## begin LISTING

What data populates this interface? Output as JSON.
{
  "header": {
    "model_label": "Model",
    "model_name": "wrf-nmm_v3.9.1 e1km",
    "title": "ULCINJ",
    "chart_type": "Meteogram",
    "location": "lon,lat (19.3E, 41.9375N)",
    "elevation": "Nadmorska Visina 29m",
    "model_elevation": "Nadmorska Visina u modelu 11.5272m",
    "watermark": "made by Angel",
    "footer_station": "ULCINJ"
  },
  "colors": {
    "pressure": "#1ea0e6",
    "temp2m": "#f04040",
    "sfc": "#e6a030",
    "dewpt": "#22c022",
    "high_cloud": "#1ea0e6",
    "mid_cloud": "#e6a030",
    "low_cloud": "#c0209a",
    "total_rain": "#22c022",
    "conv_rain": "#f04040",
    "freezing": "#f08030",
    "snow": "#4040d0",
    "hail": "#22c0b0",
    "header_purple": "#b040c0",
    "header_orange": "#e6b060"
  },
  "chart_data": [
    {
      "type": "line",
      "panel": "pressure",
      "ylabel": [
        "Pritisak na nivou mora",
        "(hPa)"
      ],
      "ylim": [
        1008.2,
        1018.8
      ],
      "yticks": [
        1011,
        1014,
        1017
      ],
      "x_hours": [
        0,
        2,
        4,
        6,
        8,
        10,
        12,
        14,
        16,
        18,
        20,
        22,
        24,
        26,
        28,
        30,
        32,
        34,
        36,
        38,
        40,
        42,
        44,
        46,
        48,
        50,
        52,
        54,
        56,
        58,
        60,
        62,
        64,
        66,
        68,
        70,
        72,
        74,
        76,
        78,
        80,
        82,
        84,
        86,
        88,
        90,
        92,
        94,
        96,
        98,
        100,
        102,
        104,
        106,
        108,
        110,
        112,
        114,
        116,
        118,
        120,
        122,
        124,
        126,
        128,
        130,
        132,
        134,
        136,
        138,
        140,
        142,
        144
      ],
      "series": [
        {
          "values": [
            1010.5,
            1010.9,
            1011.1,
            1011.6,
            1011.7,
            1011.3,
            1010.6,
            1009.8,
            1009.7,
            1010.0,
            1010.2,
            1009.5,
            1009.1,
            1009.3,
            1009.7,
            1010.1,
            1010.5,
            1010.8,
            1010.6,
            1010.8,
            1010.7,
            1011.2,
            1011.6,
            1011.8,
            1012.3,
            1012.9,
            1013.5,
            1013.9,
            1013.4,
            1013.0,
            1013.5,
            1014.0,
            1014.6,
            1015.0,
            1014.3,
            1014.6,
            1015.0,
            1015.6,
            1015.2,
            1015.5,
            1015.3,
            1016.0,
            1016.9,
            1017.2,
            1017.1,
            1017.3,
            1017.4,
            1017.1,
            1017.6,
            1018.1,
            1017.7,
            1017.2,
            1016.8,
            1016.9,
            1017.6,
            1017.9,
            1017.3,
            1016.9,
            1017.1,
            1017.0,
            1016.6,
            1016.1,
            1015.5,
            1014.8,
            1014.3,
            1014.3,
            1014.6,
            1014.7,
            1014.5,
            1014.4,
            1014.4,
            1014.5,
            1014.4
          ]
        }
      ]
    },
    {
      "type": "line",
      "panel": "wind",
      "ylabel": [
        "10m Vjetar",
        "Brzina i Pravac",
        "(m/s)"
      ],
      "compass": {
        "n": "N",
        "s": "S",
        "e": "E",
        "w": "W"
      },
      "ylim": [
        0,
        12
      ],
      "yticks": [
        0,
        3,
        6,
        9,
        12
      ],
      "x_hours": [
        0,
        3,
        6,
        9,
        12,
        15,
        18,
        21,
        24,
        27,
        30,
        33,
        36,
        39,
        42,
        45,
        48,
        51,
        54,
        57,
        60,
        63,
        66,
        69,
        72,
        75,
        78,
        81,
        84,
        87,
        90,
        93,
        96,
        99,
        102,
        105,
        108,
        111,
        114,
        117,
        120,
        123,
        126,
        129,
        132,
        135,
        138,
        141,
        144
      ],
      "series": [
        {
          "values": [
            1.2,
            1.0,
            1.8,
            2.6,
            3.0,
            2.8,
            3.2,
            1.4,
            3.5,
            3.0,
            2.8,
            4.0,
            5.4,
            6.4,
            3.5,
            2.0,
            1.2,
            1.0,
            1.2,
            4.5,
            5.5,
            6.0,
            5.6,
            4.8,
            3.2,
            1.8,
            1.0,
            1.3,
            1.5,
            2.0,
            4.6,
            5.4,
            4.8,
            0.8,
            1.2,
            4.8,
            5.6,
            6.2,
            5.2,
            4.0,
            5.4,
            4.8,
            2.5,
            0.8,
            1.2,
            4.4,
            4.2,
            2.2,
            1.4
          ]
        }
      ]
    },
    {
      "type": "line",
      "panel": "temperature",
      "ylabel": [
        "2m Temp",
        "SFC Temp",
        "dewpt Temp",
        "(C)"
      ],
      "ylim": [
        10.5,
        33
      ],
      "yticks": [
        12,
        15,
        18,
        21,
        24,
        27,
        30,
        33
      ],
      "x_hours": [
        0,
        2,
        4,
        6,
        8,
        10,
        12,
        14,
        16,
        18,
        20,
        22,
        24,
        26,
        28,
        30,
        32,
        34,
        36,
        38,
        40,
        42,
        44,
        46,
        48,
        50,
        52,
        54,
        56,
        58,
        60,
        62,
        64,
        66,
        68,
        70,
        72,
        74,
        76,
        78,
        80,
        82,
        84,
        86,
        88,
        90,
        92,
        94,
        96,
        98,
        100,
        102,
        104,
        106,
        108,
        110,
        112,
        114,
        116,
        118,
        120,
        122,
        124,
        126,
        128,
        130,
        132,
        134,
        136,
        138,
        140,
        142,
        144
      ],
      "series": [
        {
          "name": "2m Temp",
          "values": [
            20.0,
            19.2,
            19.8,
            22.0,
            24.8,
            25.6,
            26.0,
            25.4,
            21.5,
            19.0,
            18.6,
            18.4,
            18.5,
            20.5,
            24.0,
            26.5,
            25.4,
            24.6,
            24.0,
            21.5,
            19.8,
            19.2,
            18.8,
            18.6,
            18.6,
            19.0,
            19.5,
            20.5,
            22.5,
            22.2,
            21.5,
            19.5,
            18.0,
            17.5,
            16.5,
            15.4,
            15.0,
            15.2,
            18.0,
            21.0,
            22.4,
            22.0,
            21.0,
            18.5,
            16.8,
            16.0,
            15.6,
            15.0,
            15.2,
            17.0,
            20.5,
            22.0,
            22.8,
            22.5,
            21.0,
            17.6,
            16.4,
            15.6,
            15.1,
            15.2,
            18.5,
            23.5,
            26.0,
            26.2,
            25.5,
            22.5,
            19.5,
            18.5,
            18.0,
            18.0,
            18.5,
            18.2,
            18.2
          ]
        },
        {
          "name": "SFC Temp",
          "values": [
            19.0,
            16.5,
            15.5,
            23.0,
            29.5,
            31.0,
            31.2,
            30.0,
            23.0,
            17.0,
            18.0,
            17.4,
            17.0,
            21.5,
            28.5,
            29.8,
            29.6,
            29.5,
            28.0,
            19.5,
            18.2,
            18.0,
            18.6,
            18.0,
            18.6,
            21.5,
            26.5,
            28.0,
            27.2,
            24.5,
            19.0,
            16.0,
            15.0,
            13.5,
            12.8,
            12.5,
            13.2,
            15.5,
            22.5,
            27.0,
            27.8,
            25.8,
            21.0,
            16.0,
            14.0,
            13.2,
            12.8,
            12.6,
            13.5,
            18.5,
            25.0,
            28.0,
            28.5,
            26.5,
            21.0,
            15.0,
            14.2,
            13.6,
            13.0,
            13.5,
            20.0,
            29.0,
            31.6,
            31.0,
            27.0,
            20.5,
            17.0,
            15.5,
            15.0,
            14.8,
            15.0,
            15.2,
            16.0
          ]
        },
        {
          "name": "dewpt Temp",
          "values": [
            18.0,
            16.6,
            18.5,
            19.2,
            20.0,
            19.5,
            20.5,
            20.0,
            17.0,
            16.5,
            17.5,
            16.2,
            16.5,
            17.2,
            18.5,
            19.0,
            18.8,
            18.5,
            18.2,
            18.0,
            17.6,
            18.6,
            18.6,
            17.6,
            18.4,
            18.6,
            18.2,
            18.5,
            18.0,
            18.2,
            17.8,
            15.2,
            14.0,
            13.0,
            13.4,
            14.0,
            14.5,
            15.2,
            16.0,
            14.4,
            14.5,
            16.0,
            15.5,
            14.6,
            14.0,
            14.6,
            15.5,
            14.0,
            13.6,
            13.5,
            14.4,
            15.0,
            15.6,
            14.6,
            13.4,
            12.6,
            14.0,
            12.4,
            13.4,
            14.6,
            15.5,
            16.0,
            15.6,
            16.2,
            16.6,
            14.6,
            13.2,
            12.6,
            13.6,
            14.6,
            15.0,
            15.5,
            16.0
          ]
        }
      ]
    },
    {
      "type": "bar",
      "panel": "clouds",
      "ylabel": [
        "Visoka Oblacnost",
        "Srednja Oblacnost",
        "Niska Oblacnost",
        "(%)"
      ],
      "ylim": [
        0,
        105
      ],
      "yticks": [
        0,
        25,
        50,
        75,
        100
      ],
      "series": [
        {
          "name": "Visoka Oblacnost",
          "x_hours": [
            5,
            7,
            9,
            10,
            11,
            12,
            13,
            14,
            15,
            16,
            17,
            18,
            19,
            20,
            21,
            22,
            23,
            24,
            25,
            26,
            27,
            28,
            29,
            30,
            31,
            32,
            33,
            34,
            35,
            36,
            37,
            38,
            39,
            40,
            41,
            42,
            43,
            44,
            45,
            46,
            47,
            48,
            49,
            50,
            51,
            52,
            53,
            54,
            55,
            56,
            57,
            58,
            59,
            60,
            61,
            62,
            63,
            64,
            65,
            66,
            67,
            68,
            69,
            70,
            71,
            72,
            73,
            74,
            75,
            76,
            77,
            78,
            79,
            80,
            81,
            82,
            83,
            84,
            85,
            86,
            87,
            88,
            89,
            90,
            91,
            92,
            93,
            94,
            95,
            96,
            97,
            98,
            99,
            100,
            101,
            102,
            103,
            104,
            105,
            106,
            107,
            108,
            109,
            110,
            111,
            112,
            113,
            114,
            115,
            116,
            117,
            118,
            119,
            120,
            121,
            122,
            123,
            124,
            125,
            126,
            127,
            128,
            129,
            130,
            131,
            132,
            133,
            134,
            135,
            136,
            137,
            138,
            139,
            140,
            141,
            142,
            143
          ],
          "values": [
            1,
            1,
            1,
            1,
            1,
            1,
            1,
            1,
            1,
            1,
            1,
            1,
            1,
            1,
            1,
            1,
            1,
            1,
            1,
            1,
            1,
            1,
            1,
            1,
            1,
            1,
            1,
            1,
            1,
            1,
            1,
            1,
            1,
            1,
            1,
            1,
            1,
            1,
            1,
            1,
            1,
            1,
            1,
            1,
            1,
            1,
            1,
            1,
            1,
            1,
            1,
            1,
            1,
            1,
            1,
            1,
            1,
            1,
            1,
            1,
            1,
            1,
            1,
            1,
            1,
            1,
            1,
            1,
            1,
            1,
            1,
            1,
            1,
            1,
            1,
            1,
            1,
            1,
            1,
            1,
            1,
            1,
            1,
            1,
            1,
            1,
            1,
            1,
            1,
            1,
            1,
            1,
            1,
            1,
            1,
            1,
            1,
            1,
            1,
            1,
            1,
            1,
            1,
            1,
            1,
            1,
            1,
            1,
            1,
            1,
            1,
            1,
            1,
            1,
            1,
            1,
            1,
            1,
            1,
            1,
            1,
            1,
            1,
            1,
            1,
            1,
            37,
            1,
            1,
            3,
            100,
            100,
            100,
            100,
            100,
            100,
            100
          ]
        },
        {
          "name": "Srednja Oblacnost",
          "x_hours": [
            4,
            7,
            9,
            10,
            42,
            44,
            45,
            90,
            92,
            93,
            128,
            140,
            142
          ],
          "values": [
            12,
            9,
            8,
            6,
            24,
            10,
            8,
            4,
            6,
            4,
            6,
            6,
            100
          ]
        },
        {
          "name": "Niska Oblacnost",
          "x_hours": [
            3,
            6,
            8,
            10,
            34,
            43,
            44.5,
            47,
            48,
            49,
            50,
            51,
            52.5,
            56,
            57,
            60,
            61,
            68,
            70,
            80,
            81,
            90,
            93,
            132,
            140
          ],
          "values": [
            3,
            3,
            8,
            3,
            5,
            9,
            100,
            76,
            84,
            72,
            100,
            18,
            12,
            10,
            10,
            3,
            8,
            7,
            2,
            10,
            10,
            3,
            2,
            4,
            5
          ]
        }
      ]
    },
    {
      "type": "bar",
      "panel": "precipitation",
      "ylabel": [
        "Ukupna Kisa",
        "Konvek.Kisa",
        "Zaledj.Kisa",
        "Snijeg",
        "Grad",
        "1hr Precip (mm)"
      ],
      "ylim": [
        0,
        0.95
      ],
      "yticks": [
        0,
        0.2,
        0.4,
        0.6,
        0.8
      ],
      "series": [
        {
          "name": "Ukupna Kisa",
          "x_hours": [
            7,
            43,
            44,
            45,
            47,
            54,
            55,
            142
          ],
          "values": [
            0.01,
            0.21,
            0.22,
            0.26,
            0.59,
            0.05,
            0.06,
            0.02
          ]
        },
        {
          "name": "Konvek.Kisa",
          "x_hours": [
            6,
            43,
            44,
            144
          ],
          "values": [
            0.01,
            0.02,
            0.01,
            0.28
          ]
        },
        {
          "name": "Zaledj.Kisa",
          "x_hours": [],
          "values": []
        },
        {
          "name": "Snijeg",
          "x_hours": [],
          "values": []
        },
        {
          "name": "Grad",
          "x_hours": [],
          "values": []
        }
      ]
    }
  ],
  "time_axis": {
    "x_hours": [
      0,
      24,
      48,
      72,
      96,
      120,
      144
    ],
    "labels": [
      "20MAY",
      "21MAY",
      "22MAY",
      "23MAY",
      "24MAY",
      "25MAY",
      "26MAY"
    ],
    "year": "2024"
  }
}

## end LISTING

-- STATED EXERCISE --
Tell how many lines of the data include the word "Nadmorska", and nothing else.

-- FINAL RESULT --
2